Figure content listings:
● ● ●

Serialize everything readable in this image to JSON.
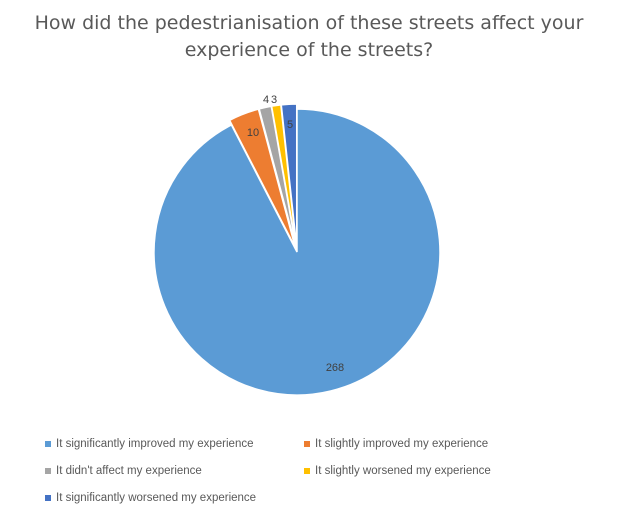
{
  "chart_data": {
    "type": "pie",
    "title_lines": [
      "How did the pedestrianisation of these streets affect your",
      "experience of the streets?"
    ],
    "categories": [
      "It significantly improved my experience",
      "It slightly improved my experience",
      "It didn't affect my experience",
      "It slightly worsened my experience",
      "It significantly worsened my experience"
    ],
    "values": [
      268,
      10,
      4,
      3,
      5
    ],
    "data_labels": [
      "268",
      "10",
      "4",
      "3",
      "5"
    ],
    "colors": [
      "#5B9BD5",
      "#ED7D31",
      "#A5A5A5",
      "#FFC000",
      "#4472C4"
    ],
    "legend_position": "bottom",
    "start": "12 o'clock, clockwise"
  }
}
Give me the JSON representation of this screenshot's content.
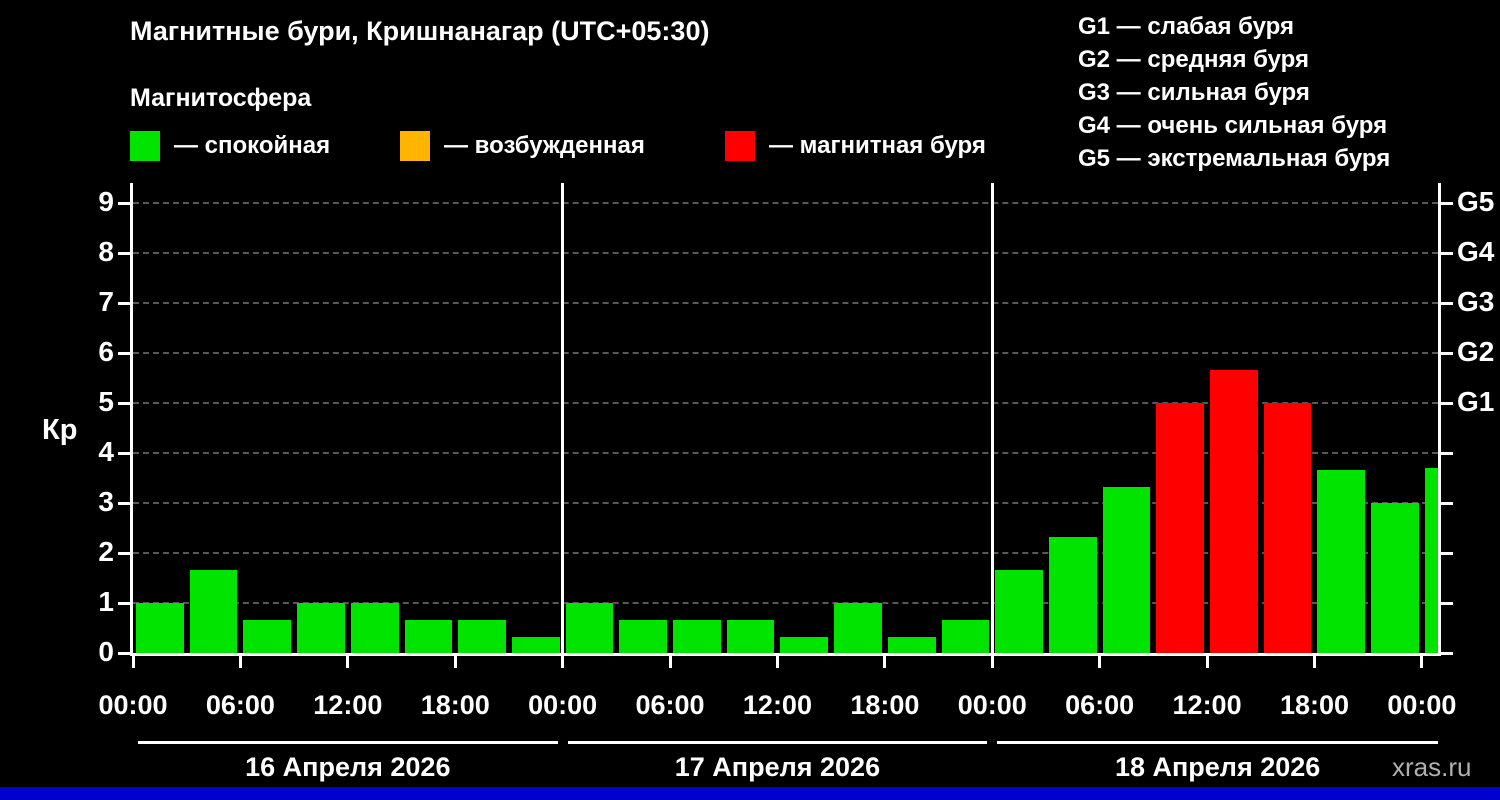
{
  "header": {
    "title": "Магнитные бури, Кришнанагар (UTC+05:30)",
    "subtitle": "Магнитосфера",
    "legend": [
      {
        "name": "quiet",
        "color": "#00e400",
        "label": "— спокойная"
      },
      {
        "name": "excited",
        "color": "#ffb400",
        "label": "— возбужденная"
      },
      {
        "name": "storm",
        "color": "#ff0000",
        "label": "— магнитная буря"
      }
    ],
    "g_scale_legend": [
      {
        "code": "G1",
        "label": "G1 — слабая буря"
      },
      {
        "code": "G2",
        "label": "G2 — средняя буря"
      },
      {
        "code": "G3",
        "label": "G3 — сильная буря"
      },
      {
        "code": "G4",
        "label": "G4 — очень сильная буря"
      },
      {
        "code": "G5",
        "label": "G5 — экстремальная буря"
      }
    ]
  },
  "chart_data": {
    "type": "bar",
    "title": "Магнитные бури, Кришнанагар (UTC+05:30)",
    "ylabel": "Кр",
    "ylim": [
      0,
      9.4
    ],
    "yticks": [
      0,
      1,
      2,
      3,
      4,
      5,
      6,
      7,
      8,
      9
    ],
    "right_axis_labels": [
      {
        "value": 5,
        "label": "G1"
      },
      {
        "value": 6,
        "label": "G2"
      },
      {
        "value": 7,
        "label": "G3"
      },
      {
        "value": 8,
        "label": "G4"
      },
      {
        "value": 9,
        "label": "G5"
      }
    ],
    "x_tick_labels": [
      "00:00",
      "06:00",
      "12:00",
      "18:00",
      "00:00",
      "06:00",
      "12:00",
      "18:00",
      "00:00",
      "06:00",
      "12:00",
      "18:00",
      "00:00"
    ],
    "bar_interval_hours": 3,
    "days": [
      {
        "date": "16 Апреля 2026",
        "values": [
          1,
          1.67,
          0.67,
          1,
          1,
          0.67,
          0.67,
          0.33
        ]
      },
      {
        "date": "17 Апреля 2026",
        "values": [
          1,
          0.67,
          0.67,
          0.67,
          0.33,
          1,
          0.33,
          0.67
        ]
      },
      {
        "date": "18 Апреля 2026",
        "values": [
          1.67,
          2.33,
          3.33,
          5,
          5.67,
          5,
          3.67,
          3
        ]
      }
    ],
    "next_partial_value": 3.7,
    "color_rules": {
      "quiet_below": 4,
      "storm_at_least": 5
    },
    "colors": {
      "quiet": "#00e400",
      "excited": "#ffb400",
      "storm": "#ff0000"
    },
    "grid": true,
    "legend_position": "top"
  },
  "footer": {
    "watermark": "xras.ru",
    "strip_color": "#0000cd"
  }
}
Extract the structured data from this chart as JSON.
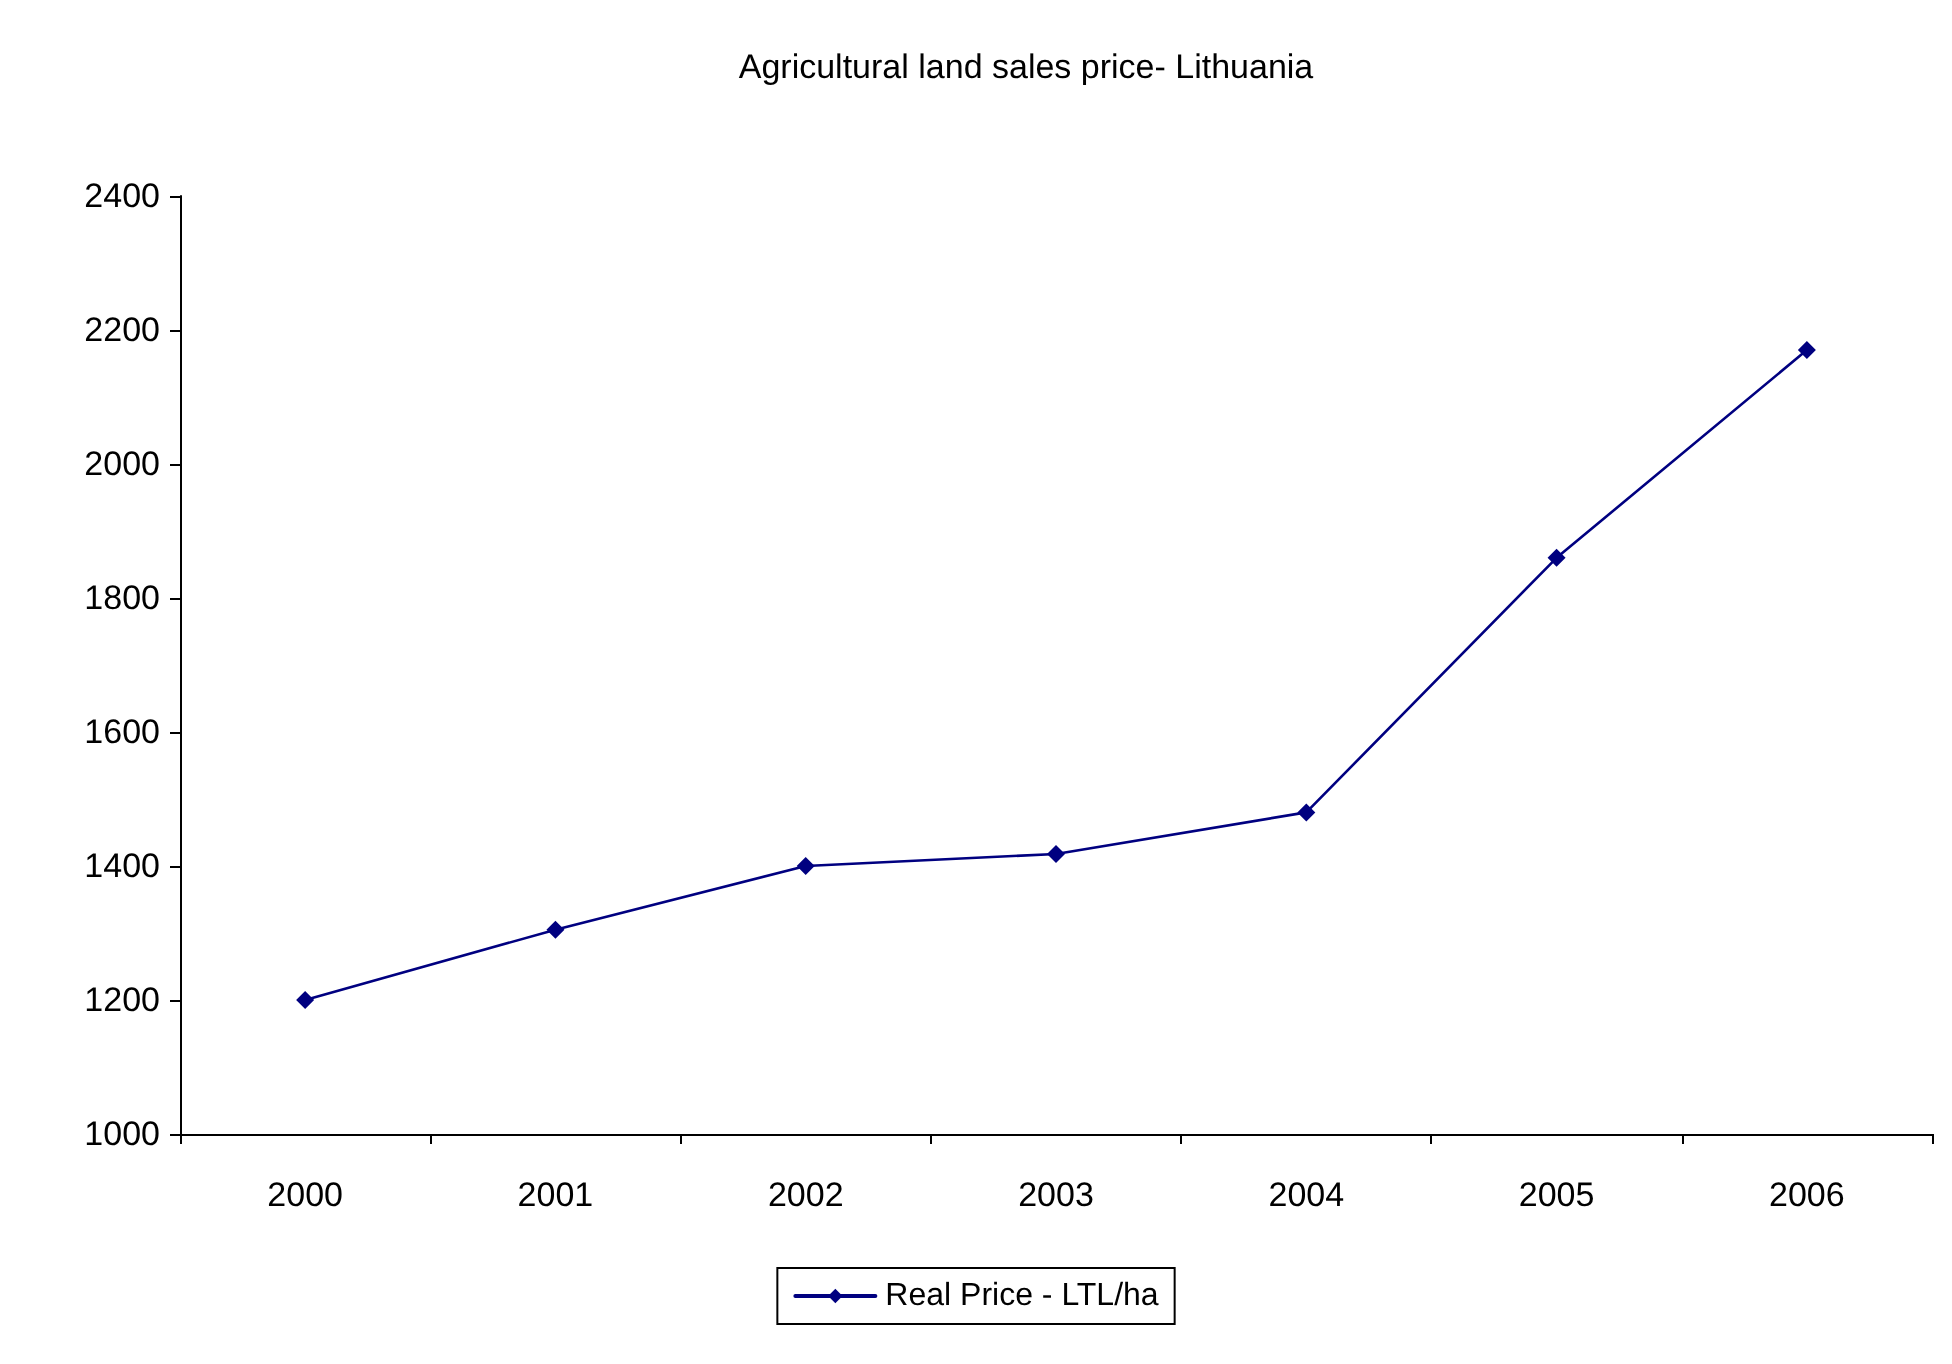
{
  "chart_data": {
    "type": "line",
    "title": "Agricultural land sales price- Lithuania",
    "categories": [
      "2000",
      "2001",
      "2002",
      "2003",
      "2004",
      "2005",
      "2006"
    ],
    "series": [
      {
        "name": "Real Price - LTL/ha",
        "color": "#000080",
        "values": [
          1200,
          1305,
          1400,
          1418,
          1480,
          1860,
          2170
        ]
      }
    ],
    "ylim": [
      1000,
      2400
    ],
    "yticks": [
      1000,
      1200,
      1400,
      1600,
      1800,
      2000,
      2200,
      2400
    ],
    "grid": false,
    "legend": "bottom",
    "marker": "diamond",
    "line_style": "solid"
  }
}
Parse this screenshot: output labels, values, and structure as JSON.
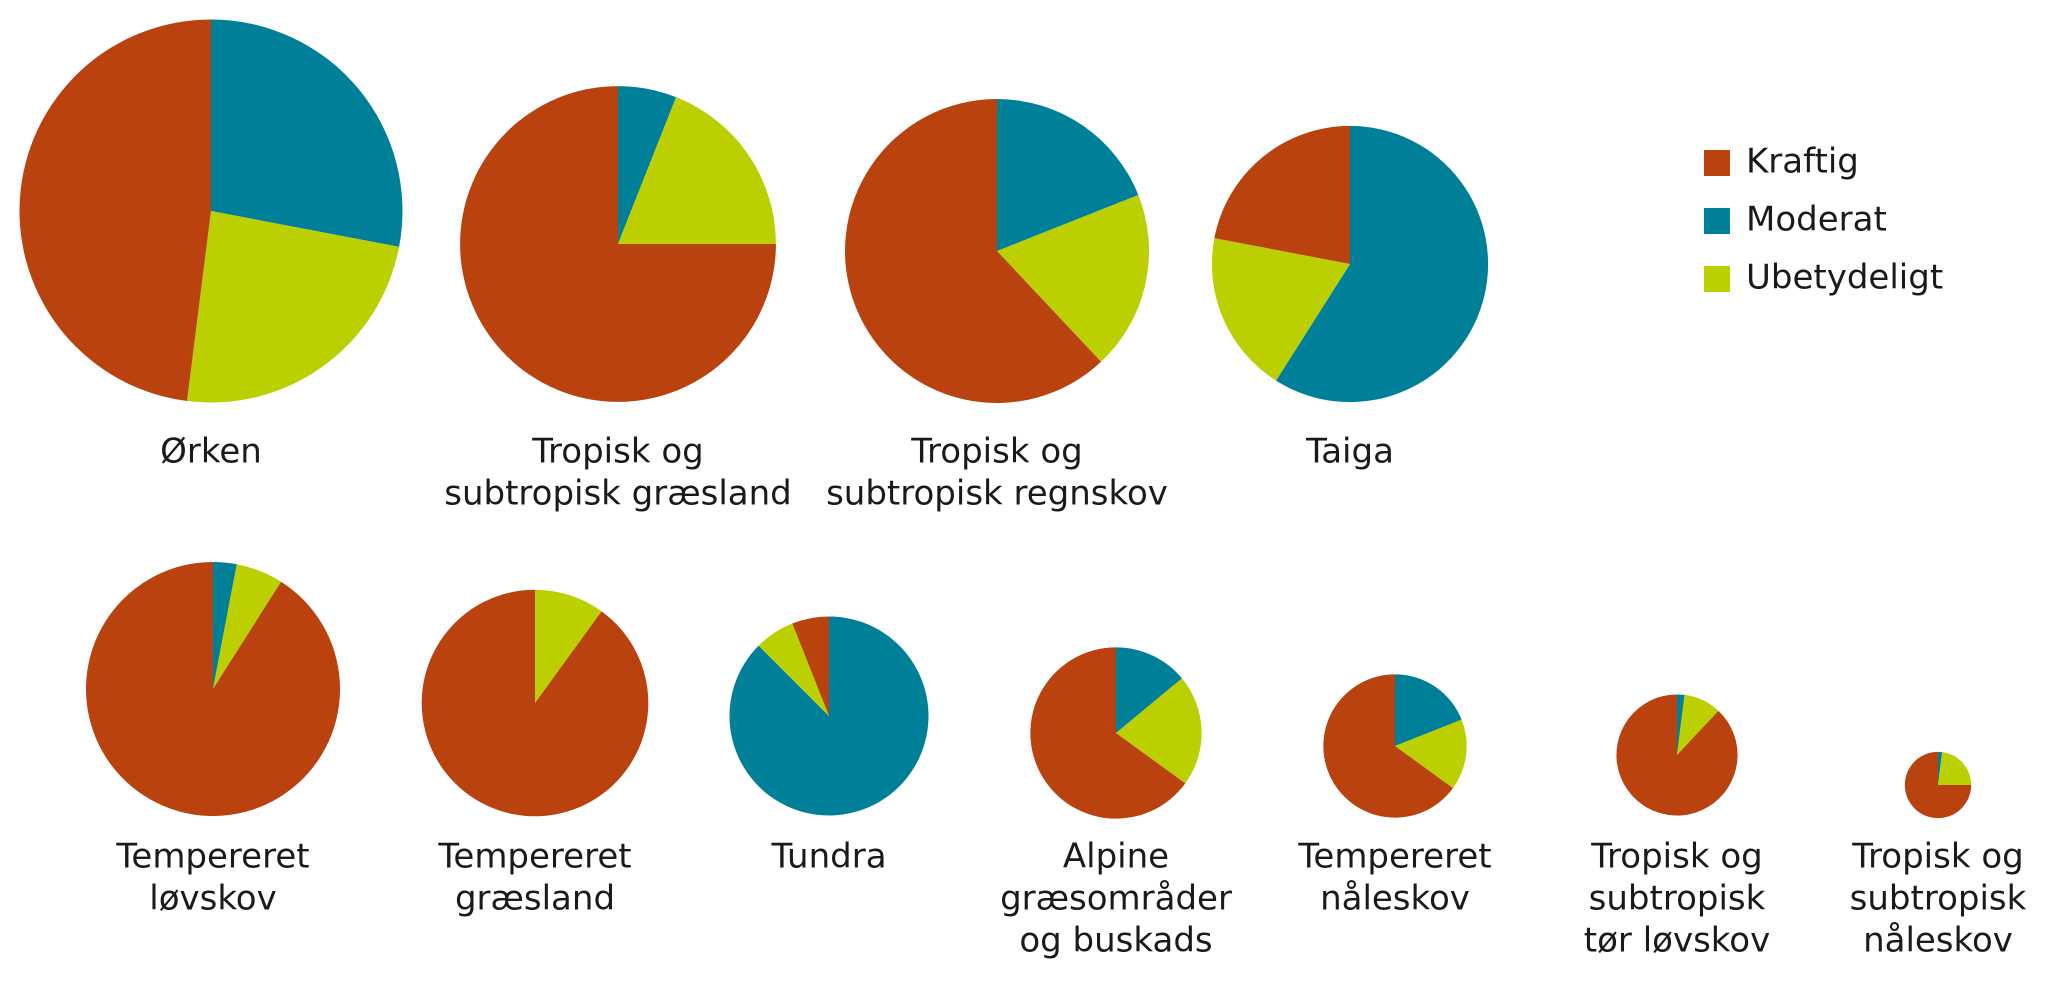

● ● ●

TASK BRIEF: Identify each line containing the string "сильная" and copy it out.

THE RESULT:
        "label": "G3 — сильная буря"
        "label": "G4 — очень сильная буря"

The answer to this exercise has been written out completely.